Data entries:
_____
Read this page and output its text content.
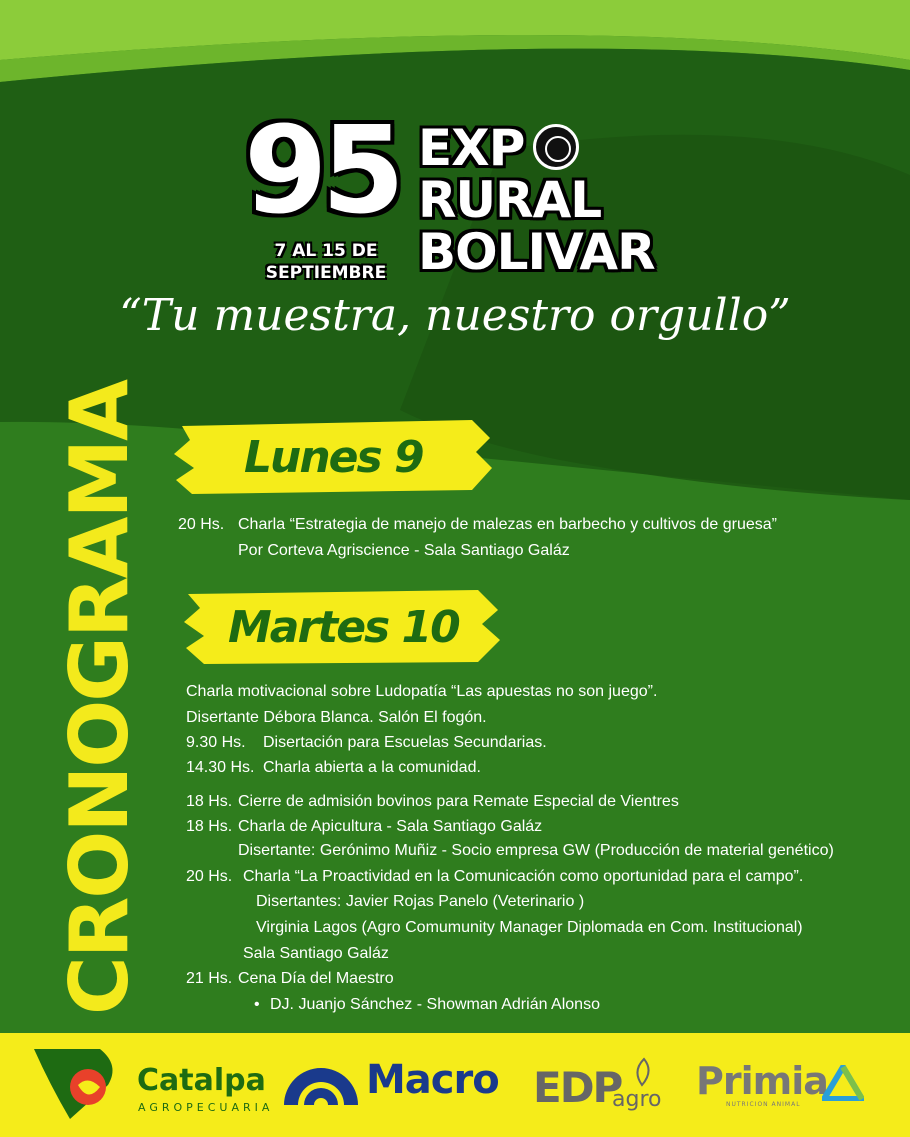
95
7 AL 15 DE
SEPTIEMBRE
EXP
RURAL
BOLIVAR
“Tu muestra, nuestro orgullo”
CRONOGRAMA Lunes 9
20 Hs. Charla “Estrategia de manejo de malezas en barbecho y cultivos de gruesa”
Por Corteva Agriscience - Sala Santiago Galáz
Martes 10
Charla motivacional sobre Ludopatía “Las apuestas no son juego”.
Disertante Débora Blanca. Salón El fogón.
9.30 Hs. Disertación para Escuelas Secundarias.
14.30 Hs. Charla abierta a la comunidad.
18 Hs. Cierre de admisión bovinos para Remate Especial de Vientres
18 Hs. Charla de Apicultura - Sala Santiago Galáz
Disertante: Gerónimo Muñiz - Socio empresa GW (Producción de material genético)
20 Hs. Charla “La Proactividad en la Comunicación como oportunidad para el campo”.
Disertantes: Javier Rojas Panelo (Veterinario )
Virginia Lagos (Agro Comumunity Manager Diplomada en Com. Institucional)
Sala Santiago Galáz
21 Hs. Cena Día del Maestro
• DJ. Juanjo Sánchez - Showman Adrián Alonso
Catalpa
AGROPECUARIA
Macro EDP
agro Primia
NUTRICION ANIMAL
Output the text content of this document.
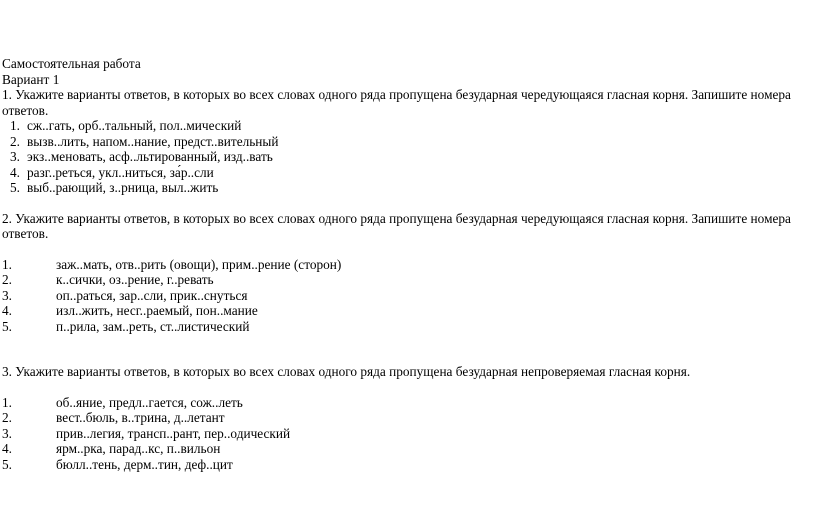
Самостоятельная работа
Вариант 1
1. Укажите варианты ответов, в которых во всех словах одного ряда пропущена безударная чередующаяся гласная корня. Запишите номера ответов.
1. сж..гать, орб..тальный, пол..мический
2. вызв..лить, напом..нание, предст..вительный
3. экз..меновать, асф..льтированный, изд..вать
4. разг..реться, укл..ниться, за́р..сли
5. выб..рающий, з..рница, выл..жить
2. Укажите варианты ответов, в которых во всех словах одного ряда пропущена безударная чередующаяся гласная корня. Запишите номера ответов.
1.	заж..мать, отв..рить (овощи), прим..рение (сторон)
2.	к..сички, оз..рение, г..ревать
3.	оп..раться, зар..сли, прик..снуться
4.	изл..жить, несг..раемый, пон..мание
5.	п..рила, зам..реть, ст..листический
3. Укажите варианты ответов, в которых во всех словах одного ряда пропущена безударная непроверяемая гласная корня.
1.	об..яние, предл..гается, сож..леть
2.	вест..бюль, в..трина, д..летант
3.	прив..легия, трансп..рант, пер..одический
4.	ярм..рка, парад..кс, п..вильон
5.	бюлл..тень, дерм..тин, деф..цит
_____
Objective:
Return to the listing above and set it down exactly, leaving out its pictures.

Exercise solution:
Read this page and output its text content.
95
7 AL 15 DE
SEPTIEMBRE
EXP
RURAL
BOLIVAR
“Tu muestra, nuestro orgullo”
CRONOGRAMA Lunes 9
20 Hs. Charla “Estrategia de manejo de malezas en barbecho y cultivos de gruesa”
Por Corteva Agriscience - Sala Santiago Galáz
Martes 10
Charla motivacional sobre Ludopatía “Las apuestas no son juego”.
Disertante Débora Blanca. Salón El fogón.
9.30 Hs. Disertación para Escuelas Secundarias.
14.30 Hs. Charla abierta a la comunidad.
18 Hs. Cierre de admisión bovinos para Remate Especial de Vientres
18 Hs. Charla de Apicultura - Sala Santiago Galáz
Disertante: Gerónimo Muñiz - Socio empresa GW (Producción de material genético)
20 Hs. Charla “La Proactividad en la Comunicación como oportunidad para el campo”.
Disertantes: Javier Rojas Panelo (Veterinario )
Virginia Lagos (Agro Comumunity Manager Diplomada en Com. Institucional)
Sala Santiago Galáz
21 Hs. Cena Día del Maestro
• DJ. Juanjo Sánchez - Showman Adrián Alonso
Catalpa
AGROPECUARIA
Macro EDP
agro Primia
NUTRICION ANIMAL
Output the text content of this document.
Самостоятельная работа
Вариант 1
1. Укажите варианты ответов, в которых во всех словах одного ряда пропущена безударная чередующаяся гласная корня. Запишите номера ответов.
1. сж..гать, орб..тальный, пол..мический
2. вызв..лить, напом..нание, предст..вительный
3. экз..меновать, асф..льтированный, изд..вать
4. разг..реться, укл..ниться, за́р..сли
5. выб..рающий, з..рница, выл..жить
2. Укажите варианты ответов, в которых во всех словах одного ряда пропущена безударная чередующаяся гласная корня. Запишите номера ответов.
1.	заж..мать, отв..рить (овощи), прим..рение (сторон)
2.	к..сички, оз..рение, г..ревать
3.	оп..раться, зар..сли, прик..снуться
4.	изл..жить, несг..раемый, пон..мание
5.	п..рила, зам..реть, ст..листический
3. Укажите варианты ответов, в которых во всех словах одного ряда пропущена безударная непроверяемая гласная корня.
1.	об..яние, предл..гается, сож..леть
2.	вест..бюль, в..трина, д..летант
3.	прив..легия, трансп..рант, пер..одический
4.	ярм..рка, парад..кс, п..вильон
5.	бюлл..тень, дерм..тин, деф..цит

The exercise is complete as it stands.